TO DO: Read the entries below and pull out each line with the string "name".

--- DATASET EXTRACT ---

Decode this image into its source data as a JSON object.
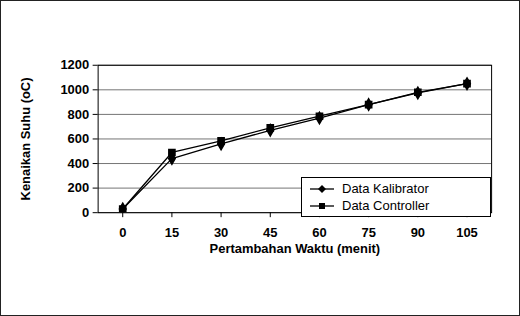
{
  "chart_data": {
    "type": "line",
    "x_label": "Pertambahan Waktu (menit)",
    "y_label": "Kenaikan Suhu (oC)",
    "x": [
      0,
      15,
      30,
      45,
      60,
      75,
      90,
      105
    ],
    "series": [
      {
        "name": "Data Kalibrator",
        "color": "#000000",
        "marker": "diamond",
        "line_style": "solid",
        "values": [
          30,
          440,
          560,
          670,
          770,
          880,
          975,
          1050
        ]
      },
      {
        "name": "Data Controller",
        "color": "#000000",
        "marker": "square",
        "line_style": "solid",
        "values": [
          30,
          490,
          585,
          690,
          785,
          880,
          980,
          1050
        ]
      }
    ],
    "xlim": [
      -7.5,
      112.5
    ],
    "xticks": [
      0,
      15,
      30,
      45,
      60,
      75,
      90,
      105
    ],
    "ylim": [
      0,
      1200
    ],
    "yticks": [
      0,
      200,
      400,
      600,
      800,
      1000,
      1200
    ],
    "grid": true,
    "legend": "lower right"
  }
}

---

SOLUTION FOR THIS EXERCISE:
        "name": "Data Kalibrator",
        "name": "Data Controller",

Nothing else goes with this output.